[BEGIN]
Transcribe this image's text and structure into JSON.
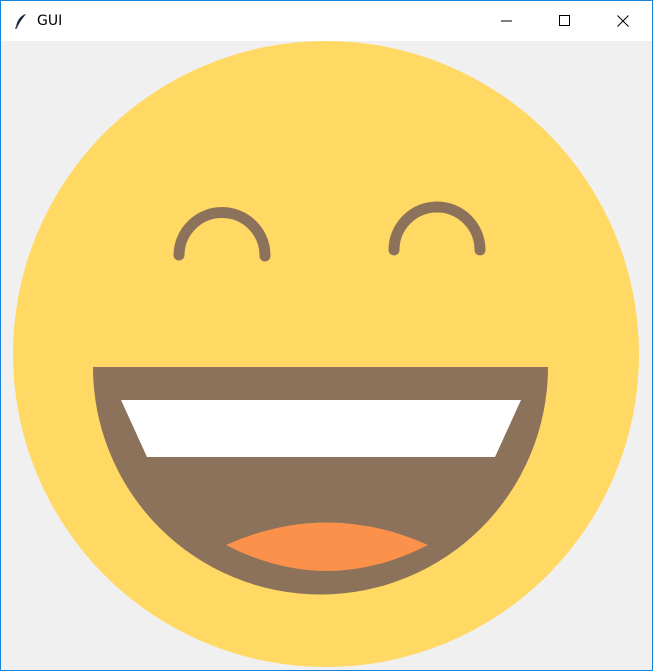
{
  "window": {
    "title": "GUI",
    "app_icon": "feather-icon",
    "controls": [
      "minimize-icon",
      "maximize-icon",
      "close-icon"
    ]
  },
  "colors": {
    "face": "#ffd964",
    "features": "#8c725a",
    "teeth": "#ffffff",
    "tongue": "#fb914a",
    "background": "#f0f0f0",
    "border": "#1883d7"
  }
}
[END]
Give every record back exactly as it reads, with no images.

FINISHED ANSWER:
Transcribe this image's text and structure into JSON.
{
  "window": {
    "title": "GUI",
    "app_icon": "feather-icon",
    "controls": [
      "minimize-icon",
      "maximize-icon",
      "close-icon"
    ]
  },
  "colors": {
    "face": "#ffd964",
    "features": "#8c725a",
    "teeth": "#ffffff",
    "tongue": "#fb914a",
    "background": "#f0f0f0",
    "border": "#1883d7"
  }
}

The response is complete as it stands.